▶ **THE RECORDS**
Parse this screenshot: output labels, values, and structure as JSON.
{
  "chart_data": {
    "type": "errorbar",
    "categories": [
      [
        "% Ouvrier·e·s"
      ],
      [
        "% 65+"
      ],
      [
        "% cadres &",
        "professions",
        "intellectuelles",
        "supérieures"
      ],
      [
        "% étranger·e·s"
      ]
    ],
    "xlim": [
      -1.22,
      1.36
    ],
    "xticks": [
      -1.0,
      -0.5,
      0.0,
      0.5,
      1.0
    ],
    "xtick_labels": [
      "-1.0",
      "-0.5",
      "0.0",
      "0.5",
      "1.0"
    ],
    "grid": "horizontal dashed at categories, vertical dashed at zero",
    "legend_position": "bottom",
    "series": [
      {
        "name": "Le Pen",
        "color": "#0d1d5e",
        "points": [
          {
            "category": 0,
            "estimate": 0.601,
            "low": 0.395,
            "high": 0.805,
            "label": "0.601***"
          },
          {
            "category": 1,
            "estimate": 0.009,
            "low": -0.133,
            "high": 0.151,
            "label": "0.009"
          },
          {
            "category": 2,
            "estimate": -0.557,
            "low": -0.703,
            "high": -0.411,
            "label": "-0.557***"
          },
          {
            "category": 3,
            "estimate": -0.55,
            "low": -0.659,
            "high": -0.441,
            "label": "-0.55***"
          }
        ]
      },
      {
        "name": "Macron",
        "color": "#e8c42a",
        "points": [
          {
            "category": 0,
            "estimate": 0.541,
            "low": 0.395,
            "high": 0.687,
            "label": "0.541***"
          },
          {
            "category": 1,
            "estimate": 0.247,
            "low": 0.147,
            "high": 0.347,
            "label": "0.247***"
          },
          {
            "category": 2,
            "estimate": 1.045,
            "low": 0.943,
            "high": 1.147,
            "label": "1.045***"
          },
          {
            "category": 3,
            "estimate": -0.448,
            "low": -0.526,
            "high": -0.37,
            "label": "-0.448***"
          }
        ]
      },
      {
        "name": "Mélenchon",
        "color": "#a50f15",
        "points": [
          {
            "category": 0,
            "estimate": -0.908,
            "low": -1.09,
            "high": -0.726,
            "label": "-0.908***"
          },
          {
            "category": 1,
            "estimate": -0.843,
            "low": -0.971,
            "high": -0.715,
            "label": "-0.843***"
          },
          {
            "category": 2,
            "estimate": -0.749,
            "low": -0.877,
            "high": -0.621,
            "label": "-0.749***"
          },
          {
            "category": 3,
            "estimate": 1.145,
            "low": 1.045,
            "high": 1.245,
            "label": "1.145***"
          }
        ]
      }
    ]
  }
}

▶ **WORK INSTRUCTIONS**
Read the entries and select each line where the word "name" is found.

▶ **TASK OUTPUT**
        "name": "Le Pen",
        "name": "Macron",
        "name": "Mélenchon",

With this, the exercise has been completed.